### Aim of the task
Note each line of the listing that contains the string "приятелем", and copy it.

### Records for processing
(begin)
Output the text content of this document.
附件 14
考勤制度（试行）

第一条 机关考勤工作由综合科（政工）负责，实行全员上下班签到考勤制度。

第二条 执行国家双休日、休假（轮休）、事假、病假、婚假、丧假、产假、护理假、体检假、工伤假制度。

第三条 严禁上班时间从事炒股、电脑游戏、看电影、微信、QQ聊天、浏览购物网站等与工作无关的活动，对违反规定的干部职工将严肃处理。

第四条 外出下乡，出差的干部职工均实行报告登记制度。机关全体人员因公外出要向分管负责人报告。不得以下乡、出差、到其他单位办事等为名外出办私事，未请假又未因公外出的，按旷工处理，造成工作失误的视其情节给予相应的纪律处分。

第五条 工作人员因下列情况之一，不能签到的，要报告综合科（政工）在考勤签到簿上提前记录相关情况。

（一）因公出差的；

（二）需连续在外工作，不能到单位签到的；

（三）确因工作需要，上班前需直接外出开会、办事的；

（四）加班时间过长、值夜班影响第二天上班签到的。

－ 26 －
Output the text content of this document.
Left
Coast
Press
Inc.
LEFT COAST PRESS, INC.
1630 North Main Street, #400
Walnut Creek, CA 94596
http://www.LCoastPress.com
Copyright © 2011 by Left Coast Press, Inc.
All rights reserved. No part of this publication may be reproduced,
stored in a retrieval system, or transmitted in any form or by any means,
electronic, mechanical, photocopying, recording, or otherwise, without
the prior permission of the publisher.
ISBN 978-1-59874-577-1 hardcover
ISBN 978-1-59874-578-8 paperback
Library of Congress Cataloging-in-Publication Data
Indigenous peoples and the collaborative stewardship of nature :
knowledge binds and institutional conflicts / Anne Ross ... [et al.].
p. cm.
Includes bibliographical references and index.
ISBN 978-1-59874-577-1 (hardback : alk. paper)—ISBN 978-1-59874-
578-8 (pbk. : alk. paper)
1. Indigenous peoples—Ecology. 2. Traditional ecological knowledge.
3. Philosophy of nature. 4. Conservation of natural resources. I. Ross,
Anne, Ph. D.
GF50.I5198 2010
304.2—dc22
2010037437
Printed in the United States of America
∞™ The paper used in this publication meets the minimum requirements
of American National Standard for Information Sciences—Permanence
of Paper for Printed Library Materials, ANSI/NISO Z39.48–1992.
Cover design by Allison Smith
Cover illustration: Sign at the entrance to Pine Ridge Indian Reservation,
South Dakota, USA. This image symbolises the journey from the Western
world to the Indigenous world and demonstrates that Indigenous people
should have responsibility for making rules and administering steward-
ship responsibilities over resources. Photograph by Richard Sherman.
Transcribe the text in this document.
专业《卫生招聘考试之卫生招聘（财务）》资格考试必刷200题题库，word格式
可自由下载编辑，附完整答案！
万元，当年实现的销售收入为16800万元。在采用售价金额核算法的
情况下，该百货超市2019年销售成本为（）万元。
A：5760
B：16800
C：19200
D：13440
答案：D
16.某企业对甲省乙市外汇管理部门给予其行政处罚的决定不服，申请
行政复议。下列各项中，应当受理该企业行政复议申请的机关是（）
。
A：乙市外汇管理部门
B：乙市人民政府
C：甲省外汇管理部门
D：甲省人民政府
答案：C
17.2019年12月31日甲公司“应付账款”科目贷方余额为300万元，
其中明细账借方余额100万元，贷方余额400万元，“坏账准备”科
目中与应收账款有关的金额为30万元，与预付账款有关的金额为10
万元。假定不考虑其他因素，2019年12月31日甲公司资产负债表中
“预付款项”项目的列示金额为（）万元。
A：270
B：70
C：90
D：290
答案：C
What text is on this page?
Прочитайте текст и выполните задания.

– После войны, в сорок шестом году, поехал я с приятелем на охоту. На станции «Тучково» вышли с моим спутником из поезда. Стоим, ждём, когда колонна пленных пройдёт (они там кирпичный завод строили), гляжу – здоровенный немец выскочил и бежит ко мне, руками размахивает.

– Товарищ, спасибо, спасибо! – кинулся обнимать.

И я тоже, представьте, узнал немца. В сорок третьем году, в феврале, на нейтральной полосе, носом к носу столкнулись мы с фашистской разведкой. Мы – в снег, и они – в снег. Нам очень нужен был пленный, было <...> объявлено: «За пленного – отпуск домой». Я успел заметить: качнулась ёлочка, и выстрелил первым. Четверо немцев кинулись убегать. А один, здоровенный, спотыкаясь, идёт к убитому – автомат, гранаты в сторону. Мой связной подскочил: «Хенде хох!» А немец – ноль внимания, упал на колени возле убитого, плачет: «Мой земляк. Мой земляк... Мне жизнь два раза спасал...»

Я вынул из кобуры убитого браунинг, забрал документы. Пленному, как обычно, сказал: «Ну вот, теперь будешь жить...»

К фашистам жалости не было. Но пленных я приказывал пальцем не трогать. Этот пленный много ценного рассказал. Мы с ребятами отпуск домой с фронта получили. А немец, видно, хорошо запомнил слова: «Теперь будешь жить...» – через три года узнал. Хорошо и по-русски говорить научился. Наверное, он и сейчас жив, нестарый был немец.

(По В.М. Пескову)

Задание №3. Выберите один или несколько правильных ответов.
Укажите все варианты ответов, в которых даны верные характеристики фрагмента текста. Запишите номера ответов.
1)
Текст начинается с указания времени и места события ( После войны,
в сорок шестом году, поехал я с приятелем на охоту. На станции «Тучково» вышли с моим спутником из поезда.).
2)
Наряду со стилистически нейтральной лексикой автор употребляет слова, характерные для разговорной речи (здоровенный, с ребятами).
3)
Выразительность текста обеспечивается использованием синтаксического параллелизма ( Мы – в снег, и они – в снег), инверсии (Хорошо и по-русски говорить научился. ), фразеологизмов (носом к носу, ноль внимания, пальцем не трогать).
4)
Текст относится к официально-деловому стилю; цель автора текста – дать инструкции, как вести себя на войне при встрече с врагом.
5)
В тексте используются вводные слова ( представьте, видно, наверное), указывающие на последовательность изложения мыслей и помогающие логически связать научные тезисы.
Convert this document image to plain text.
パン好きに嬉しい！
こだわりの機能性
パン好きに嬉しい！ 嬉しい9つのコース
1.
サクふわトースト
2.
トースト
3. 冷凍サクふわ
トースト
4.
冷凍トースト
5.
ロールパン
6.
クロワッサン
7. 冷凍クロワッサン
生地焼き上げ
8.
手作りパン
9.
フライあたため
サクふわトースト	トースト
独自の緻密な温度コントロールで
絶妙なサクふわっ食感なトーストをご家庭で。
(end)
### Reply
– После войны, в сорок шестом году, поехал я с приятелем на охоту. На станции «Тучково» вышли с моим спутником из поезда. Стоим, ждём, когда колонна пленных пройдёт (они там кирпичный завод строили), гляжу – здоровенный немец выскочил и бежит ко мне, руками размахивает.
в сорок шестом году, поехал я с приятелем на охоту. На станции «Тучково» вышли с моим спутником из поезда.).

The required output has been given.